JOB:
What project coverage percentage does the Codecov report give in the pull request thread about adding otel_monitor?

PROVIDED TEXT:
* Start *
Add otel_monitor #461

derekkraan · 2022-09-19T14:50:45Z

Following up on this PR: open-telemetry/opentelemetry-erlang-contrib#109

This PR adds a new module, otel_monitor. We associate the span with a monitor ref in an ets table, and end the span when we detect that the process has died.

Looking forward to feedback for this one.

(note: I haven't looked at tests yet)

codecov · 2022-09-19T14:53:38Z

Codecov Report

Attention: Patch coverage is 20.83333% with 19 lines in your changes missing coverage. Please review.

Project coverage is 72.83%. Comparing base (d791c5b) to head (9cbc113).
Report is 813 commits behind head on main.

Files with missing lines	Patch %	Lines
apps/opentelemetry/src/otel_monitor.erl	13.63%	19 Missing ⚠️

Additional details and impacted files

@@            Coverage Diff             @@
##             main     #461      +/-   ##
==========================================
- Coverage   73.57%   72.83%   -0.75%     
==========================================
  Files          53       54       +1     
  Lines        1722     1745      +23     
==========================================
+ Hits         1267     1271       +4     
- Misses        455      474      +19

Flag	Coverage Δ
api	`68.77% <ø> (ø)`
elixir	`18.77% <ø> (ø)`
erlang	`74.29% <20.83%> (-0.80%)`	⬇️
exporter	`72.87% <ø> (ø)`
sdk	`77.38% <20.83%> (-1.63%)`	⬇️
zipkin	`51.47% <ø> (ø)`

Flags with carried forward coverage won't be shown. Click here to find out more.

☔ View full report in Codecov by Sentry.
📢 Have feedback on the report? Share it here.

tsloughter · 2022-09-19T22:20:53Z

Just had a thought, maybe this should be part of the sweeper?

tsloughter · 2022-09-19T22:26:01Z

apps/opentelemetry/src/otel_monitor.erl

+handle_info({'DOWN', Ref, process, _Pid, normal}, State) ->
+  case ets:take(?TABLE, Ref) of
+		[] -> nil;
+		[{_Ref, SpanCtx}] -> otel_span:end_span(SpanCtx)
* End *
RAW RECORDS:
* Start *
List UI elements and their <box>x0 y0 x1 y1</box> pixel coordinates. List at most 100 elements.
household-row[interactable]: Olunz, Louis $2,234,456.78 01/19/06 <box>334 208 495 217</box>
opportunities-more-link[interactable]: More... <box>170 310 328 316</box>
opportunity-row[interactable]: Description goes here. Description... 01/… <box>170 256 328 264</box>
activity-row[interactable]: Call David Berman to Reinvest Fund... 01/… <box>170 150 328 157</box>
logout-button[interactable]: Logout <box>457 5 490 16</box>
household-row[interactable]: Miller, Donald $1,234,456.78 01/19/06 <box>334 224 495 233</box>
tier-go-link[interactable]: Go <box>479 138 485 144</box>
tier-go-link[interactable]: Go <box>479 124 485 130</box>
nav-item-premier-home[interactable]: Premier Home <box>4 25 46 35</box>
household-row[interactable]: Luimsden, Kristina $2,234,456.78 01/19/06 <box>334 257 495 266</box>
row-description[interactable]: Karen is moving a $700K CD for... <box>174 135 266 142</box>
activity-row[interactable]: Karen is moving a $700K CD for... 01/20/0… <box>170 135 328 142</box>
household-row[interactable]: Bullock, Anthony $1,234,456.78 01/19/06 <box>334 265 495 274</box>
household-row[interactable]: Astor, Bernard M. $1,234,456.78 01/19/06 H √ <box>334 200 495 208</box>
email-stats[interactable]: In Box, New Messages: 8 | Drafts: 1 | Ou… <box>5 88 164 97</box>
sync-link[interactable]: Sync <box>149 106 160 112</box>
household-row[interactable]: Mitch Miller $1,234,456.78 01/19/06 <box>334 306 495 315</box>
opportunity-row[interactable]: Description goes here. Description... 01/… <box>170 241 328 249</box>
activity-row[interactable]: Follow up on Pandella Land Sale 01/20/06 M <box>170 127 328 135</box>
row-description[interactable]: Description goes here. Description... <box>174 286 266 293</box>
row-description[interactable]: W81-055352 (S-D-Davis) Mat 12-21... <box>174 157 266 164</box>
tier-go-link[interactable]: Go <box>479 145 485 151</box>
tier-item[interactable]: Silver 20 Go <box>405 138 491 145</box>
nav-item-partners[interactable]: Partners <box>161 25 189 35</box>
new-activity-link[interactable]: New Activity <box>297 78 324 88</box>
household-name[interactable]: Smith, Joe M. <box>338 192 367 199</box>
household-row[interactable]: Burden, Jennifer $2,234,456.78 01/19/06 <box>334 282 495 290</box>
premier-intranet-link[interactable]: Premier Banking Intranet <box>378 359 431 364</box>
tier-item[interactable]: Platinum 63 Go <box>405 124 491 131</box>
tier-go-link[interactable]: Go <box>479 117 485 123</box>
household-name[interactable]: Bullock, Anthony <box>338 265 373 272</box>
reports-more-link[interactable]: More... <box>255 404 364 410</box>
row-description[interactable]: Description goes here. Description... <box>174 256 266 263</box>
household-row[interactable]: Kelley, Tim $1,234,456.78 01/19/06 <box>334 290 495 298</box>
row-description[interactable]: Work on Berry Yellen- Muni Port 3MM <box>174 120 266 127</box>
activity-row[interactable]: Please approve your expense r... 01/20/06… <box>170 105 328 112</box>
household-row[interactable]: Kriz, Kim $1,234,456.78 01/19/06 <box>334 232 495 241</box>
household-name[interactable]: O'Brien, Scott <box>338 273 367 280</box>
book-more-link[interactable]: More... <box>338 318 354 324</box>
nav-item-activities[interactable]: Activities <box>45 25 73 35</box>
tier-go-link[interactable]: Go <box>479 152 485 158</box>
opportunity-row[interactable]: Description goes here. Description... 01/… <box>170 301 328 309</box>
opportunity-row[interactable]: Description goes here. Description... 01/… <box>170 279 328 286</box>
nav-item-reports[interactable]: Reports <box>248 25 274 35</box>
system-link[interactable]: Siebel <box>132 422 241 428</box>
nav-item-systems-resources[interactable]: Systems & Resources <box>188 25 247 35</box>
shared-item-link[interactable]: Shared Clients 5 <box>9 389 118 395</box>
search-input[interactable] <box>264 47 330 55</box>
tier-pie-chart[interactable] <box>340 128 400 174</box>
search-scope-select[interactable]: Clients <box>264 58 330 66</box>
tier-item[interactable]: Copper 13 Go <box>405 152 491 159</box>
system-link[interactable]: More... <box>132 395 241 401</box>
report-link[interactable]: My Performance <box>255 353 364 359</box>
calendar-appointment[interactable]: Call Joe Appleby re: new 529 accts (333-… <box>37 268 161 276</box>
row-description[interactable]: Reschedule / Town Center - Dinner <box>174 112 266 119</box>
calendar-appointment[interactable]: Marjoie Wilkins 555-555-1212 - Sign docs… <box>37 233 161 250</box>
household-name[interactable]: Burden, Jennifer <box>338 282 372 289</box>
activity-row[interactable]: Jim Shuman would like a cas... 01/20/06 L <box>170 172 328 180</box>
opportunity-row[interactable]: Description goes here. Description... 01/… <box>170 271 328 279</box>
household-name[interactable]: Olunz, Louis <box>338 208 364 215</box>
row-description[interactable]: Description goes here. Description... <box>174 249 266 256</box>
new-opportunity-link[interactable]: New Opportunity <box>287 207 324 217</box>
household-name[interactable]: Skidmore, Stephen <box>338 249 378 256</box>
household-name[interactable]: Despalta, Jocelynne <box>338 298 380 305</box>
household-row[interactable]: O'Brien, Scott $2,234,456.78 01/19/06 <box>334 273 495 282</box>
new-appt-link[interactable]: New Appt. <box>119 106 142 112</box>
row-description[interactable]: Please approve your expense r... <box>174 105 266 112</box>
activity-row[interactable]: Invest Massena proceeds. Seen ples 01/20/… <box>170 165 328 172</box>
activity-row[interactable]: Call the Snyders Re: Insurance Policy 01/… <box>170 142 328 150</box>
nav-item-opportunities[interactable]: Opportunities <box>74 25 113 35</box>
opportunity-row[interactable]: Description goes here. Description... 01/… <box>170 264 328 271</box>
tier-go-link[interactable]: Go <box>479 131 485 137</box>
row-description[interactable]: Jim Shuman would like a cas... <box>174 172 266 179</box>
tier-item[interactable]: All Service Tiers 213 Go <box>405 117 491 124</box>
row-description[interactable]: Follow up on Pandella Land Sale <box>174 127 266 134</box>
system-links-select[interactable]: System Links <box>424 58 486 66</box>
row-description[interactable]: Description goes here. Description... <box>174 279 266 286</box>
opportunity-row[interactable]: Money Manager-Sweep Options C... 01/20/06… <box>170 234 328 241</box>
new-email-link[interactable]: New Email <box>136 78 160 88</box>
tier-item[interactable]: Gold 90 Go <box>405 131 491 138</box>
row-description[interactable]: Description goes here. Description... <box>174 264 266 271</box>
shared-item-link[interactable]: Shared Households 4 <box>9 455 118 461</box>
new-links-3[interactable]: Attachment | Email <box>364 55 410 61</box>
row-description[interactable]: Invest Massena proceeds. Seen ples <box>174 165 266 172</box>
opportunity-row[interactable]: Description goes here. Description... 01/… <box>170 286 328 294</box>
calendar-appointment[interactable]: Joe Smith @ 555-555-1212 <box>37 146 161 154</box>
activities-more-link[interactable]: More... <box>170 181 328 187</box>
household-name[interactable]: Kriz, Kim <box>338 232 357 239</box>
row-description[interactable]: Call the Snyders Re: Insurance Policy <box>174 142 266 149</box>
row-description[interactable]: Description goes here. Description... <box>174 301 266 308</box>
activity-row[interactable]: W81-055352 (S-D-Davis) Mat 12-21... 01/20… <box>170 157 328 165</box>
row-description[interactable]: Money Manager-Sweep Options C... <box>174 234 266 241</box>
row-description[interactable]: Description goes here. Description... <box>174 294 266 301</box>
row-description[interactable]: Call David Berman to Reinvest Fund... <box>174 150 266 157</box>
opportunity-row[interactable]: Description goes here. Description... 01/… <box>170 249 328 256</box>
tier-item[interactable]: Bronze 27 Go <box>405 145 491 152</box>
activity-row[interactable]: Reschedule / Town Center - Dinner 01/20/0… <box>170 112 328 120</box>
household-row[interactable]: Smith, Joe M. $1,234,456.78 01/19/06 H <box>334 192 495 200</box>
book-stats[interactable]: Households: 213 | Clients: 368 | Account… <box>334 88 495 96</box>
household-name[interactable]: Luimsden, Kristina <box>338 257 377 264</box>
* End *
THE ANSWER:
72.83%